# [Input data]

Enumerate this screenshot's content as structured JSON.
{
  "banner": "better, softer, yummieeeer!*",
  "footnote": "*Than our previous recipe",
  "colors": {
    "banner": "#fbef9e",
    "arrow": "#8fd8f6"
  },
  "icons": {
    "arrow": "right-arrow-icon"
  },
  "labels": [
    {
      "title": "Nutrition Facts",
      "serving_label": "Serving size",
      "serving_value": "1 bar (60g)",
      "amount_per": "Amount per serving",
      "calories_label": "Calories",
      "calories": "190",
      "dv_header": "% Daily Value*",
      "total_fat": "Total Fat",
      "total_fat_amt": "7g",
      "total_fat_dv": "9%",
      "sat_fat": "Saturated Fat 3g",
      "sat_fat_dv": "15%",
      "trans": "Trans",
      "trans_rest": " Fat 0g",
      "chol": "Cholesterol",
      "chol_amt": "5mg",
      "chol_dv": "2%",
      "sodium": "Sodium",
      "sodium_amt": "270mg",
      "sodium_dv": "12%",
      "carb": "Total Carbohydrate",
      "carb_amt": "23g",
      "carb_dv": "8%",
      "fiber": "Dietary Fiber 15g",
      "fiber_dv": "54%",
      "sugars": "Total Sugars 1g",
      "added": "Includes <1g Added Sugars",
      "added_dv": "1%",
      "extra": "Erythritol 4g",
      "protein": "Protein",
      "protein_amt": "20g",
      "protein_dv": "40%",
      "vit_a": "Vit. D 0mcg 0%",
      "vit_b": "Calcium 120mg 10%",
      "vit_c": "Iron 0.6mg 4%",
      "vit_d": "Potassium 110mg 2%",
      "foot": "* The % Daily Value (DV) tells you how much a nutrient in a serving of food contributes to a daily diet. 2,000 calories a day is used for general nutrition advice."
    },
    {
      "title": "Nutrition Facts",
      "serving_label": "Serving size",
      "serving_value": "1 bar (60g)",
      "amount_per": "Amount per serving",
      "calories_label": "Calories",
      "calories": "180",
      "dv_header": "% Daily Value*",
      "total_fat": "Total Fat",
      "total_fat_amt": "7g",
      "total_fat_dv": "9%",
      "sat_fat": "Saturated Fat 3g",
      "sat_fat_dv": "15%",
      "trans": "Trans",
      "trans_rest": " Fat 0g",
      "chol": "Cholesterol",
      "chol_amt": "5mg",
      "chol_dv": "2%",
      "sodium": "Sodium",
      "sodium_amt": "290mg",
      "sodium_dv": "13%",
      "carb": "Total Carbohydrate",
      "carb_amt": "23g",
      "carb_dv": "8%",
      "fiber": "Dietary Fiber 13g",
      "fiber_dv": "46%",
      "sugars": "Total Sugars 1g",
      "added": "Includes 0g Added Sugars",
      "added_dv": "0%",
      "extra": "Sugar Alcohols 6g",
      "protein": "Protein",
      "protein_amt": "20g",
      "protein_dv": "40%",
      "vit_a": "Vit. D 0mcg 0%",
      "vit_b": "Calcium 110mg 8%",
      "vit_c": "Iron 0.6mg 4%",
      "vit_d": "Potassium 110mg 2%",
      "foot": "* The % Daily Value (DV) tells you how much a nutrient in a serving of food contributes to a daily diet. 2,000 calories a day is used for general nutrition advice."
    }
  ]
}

# [Your instructions]
If a line of the entries contains the string "extra", it counts; report how many such lines there are, as a bare number.

# [Result for this exercise]
2